(Extracted records)
* * *

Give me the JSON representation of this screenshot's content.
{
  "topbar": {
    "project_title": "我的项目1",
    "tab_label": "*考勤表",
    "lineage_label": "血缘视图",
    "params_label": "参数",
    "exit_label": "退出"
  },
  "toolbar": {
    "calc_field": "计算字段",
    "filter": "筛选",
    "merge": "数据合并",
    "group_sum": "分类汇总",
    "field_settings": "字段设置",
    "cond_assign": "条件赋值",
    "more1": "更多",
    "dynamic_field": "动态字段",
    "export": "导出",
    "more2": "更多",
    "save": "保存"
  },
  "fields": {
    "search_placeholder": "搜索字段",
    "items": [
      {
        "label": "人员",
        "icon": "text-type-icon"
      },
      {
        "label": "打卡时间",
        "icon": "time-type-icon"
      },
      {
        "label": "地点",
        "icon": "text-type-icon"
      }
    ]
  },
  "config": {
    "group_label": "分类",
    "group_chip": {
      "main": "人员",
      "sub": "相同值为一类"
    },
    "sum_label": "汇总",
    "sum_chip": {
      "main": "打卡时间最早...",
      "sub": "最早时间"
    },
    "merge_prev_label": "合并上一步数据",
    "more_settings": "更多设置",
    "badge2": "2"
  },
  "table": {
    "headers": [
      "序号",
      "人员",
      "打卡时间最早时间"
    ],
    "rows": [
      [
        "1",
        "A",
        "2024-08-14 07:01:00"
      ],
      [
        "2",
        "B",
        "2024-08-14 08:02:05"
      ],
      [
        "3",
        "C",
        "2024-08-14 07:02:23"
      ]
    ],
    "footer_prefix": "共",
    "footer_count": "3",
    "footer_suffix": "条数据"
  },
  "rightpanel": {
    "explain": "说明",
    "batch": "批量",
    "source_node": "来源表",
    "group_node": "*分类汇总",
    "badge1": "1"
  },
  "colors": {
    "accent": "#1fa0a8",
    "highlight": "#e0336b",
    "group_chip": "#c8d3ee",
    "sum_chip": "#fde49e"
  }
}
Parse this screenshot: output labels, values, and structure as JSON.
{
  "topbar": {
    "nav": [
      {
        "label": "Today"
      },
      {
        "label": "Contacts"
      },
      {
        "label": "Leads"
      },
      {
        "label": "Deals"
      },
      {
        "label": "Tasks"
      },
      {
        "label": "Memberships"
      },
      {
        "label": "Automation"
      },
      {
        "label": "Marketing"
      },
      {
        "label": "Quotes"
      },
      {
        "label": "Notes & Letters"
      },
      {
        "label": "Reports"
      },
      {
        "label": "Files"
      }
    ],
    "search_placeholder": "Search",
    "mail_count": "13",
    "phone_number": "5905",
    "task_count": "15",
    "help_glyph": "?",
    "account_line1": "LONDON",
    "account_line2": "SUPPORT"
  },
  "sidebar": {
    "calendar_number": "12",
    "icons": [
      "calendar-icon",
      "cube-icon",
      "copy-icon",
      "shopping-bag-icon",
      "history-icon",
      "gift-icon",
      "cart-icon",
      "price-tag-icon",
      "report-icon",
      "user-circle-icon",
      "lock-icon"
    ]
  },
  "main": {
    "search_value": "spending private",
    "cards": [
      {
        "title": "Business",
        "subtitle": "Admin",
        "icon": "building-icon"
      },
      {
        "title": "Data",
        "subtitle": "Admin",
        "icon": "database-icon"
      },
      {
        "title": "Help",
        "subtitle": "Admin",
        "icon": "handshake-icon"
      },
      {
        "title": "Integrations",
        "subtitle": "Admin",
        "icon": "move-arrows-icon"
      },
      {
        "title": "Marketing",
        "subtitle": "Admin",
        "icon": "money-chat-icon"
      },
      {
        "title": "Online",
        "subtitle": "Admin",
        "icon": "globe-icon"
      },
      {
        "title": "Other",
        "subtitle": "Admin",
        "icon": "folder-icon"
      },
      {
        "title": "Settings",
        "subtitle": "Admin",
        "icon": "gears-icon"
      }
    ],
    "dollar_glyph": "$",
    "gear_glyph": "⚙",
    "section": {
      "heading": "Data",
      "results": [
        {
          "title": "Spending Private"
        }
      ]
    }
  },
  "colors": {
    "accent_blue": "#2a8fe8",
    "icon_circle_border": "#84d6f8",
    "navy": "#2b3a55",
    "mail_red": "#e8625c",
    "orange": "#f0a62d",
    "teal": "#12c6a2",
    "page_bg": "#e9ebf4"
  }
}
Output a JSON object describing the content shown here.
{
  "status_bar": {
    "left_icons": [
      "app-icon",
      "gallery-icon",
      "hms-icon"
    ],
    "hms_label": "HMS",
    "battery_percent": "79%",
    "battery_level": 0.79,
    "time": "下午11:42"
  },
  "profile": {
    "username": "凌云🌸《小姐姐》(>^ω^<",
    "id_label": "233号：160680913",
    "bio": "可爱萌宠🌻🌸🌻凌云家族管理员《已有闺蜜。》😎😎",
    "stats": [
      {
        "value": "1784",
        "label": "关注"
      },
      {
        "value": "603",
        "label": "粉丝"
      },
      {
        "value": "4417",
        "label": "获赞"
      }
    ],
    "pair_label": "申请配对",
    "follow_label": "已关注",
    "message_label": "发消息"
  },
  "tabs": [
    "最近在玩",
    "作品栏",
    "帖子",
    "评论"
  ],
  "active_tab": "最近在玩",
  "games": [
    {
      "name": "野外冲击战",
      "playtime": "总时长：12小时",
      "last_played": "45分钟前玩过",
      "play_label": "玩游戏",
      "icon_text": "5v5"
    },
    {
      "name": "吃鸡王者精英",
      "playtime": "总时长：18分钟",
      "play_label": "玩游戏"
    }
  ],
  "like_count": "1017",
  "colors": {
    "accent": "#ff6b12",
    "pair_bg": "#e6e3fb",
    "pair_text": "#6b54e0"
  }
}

* * *

The problem
Each record above must be given again exactly.

Response to this task
Give me the JSON representation of this screenshot's content.
{
  "topbar": {
    "project_title": "我的项目1",
    "tab_label": "*考勤表",
    "lineage_label": "血缘视图",
    "params_label": "参数",
    "exit_label": "退出"
  },
  "toolbar": {
    "calc_field": "计算字段",
    "filter": "筛选",
    "merge": "数据合并",
    "group_sum": "分类汇总",
    "field_settings": "字段设置",
    "cond_assign": "条件赋值",
    "more1": "更多",
    "dynamic_field": "动态字段",
    "export": "导出",
    "more2": "更多",
    "save": "保存"
  },
  "fields": {
    "search_placeholder": "搜索字段",
    "items": [
      {
        "label": "人员",
        "icon": "text-type-icon"
      },
      {
        "label": "打卡时间",
        "icon": "time-type-icon"
      },
      {
        "label": "地点",
        "icon": "text-type-icon"
      }
    ]
  },
  "config": {
    "group_label": "分类",
    "group_chip": {
      "main": "人员",
      "sub": "相同值为一类"
    },
    "sum_label": "汇总",
    "sum_chip": {
      "main": "打卡时间最早...",
      "sub": "最早时间"
    },
    "merge_prev_label": "合并上一步数据",
    "more_settings": "更多设置",
    "badge2": "2"
  },
  "table": {
    "headers": [
      "序号",
      "人员",
      "打卡时间最早时间"
    ],
    "rows": [
      [
        "1",
        "A",
        "2024-08-14 07:01:00"
      ],
      [
        "2",
        "B",
        "2024-08-14 08:02:05"
      ],
      [
        "3",
        "C",
        "2024-08-14 07:02:23"
      ]
    ],
    "footer_prefix": "共",
    "footer_count": "3",
    "footer_suffix": "条数据"
  },
  "rightpanel": {
    "explain": "说明",
    "batch": "批量",
    "source_node": "来源表",
    "group_node": "*分类汇总",
    "badge1": "1"
  },
  "colors": {
    "accent": "#1fa0a8",
    "highlight": "#e0336b",
    "group_chip": "#c8d3ee",
    "sum_chip": "#fde49e"
  }
}
Parse this screenshot: output labels, values, and structure as JSON.
{
  "topbar": {
    "nav": [
      {
        "label": "Today"
      },
      {
        "label": "Contacts"
      },
      {
        "label": "Leads"
      },
      {
        "label": "Deals"
      },
      {
        "label": "Tasks"
      },
      {
        "label": "Memberships"
      },
      {
        "label": "Automation"
      },
      {
        "label": "Marketing"
      },
      {
        "label": "Quotes"
      },
      {
        "label": "Notes & Letters"
      },
      {
        "label": "Reports"
      },
      {
        "label": "Files"
      }
    ],
    "search_placeholder": "Search",
    "mail_count": "13",
    "phone_number": "5905",
    "task_count": "15",
    "help_glyph": "?",
    "account_line1": "LONDON",
    "account_line2": "SUPPORT"
  },
  "sidebar": {
    "calendar_number": "12",
    "icons": [
      "calendar-icon",
      "cube-icon",
      "copy-icon",
      "shopping-bag-icon",
      "history-icon",
      "gift-icon",
      "cart-icon",
      "price-tag-icon",
      "report-icon",
      "user-circle-icon",
      "lock-icon"
    ]
  },
  "main": {
    "search_value": "spending private",
    "cards": [
      {
        "title": "Business",
        "subtitle": "Admin",
        "icon": "building-icon"
      },
      {
        "title": "Data",
        "subtitle": "Admin",
        "icon": "database-icon"
      },
      {
        "title": "Help",
        "subtitle": "Admin",
        "icon": "handshake-icon"
      },
      {
        "title": "Integrations",
        "subtitle": "Admin",
        "icon": "move-arrows-icon"
      },
      {
        "title": "Marketing",
        "subtitle": "Admin",
        "icon": "money-chat-icon"
      },
      {
        "title": "Online",
        "subtitle": "Admin",
        "icon": "globe-icon"
      },
      {
        "title": "Other",
        "subtitle": "Admin",
        "icon": "folder-icon"
      },
      {
        "title": "Settings",
        "subtitle": "Admin",
        "icon": "gears-icon"
      }
    ],
    "dollar_glyph": "$",
    "gear_glyph": "⚙",
    "section": {
      "heading": "Data",
      "results": [
        {
          "title": "Spending Private"
        }
      ]
    }
  },
  "colors": {
    "accent_blue": "#2a8fe8",
    "icon_circle_border": "#84d6f8",
    "navy": "#2b3a55",
    "mail_red": "#e8625c",
    "orange": "#f0a62d",
    "teal": "#12c6a2",
    "page_bg": "#e9ebf4"
  }
}
Output a JSON object describing the content shown here.
{
  "status_bar": {
    "left_icons": [
      "app-icon",
      "gallery-icon",
      "hms-icon"
    ],
    "hms_label": "HMS",
    "battery_percent": "79%",
    "battery_level": 0.79,
    "time": "下午11:42"
  },
  "profile": {
    "username": "凌云🌸《小姐姐》(>^ω^<",
    "id_label": "233号：160680913",
    "bio": "可爱萌宠🌻🌸🌻凌云家族管理员《已有闺蜜。》😎😎",
    "stats": [
      {
        "value": "1784",
        "label": "关注"
      },
      {
        "value": "603",
        "label": "粉丝"
      },
      {
        "value": "4417",
        "label": "获赞"
      }
    ],
    "pair_label": "申请配对",
    "follow_label": "已关注",
    "message_label": "发消息"
  },
  "tabs": [
    "最近在玩",
    "作品栏",
    "帖子",
    "评论"
  ],
  "active_tab": "最近在玩",
  "games": [
    {
      "name": "野外冲击战",
      "playtime": "总时长：12小时",
      "last_played": "45分钟前玩过",
      "play_label": "玩游戏",
      "icon_text": "5v5"
    },
    {
      "name": "吃鸡王者精英",
      "playtime": "总时长：18分钟",
      "play_label": "玩游戏"
    }
  ],
  "like_count": "1017",
  "colors": {
    "accent": "#ff6b12",
    "pair_bg": "#e6e3fb",
    "pair_text": "#6b54e0"
  }
}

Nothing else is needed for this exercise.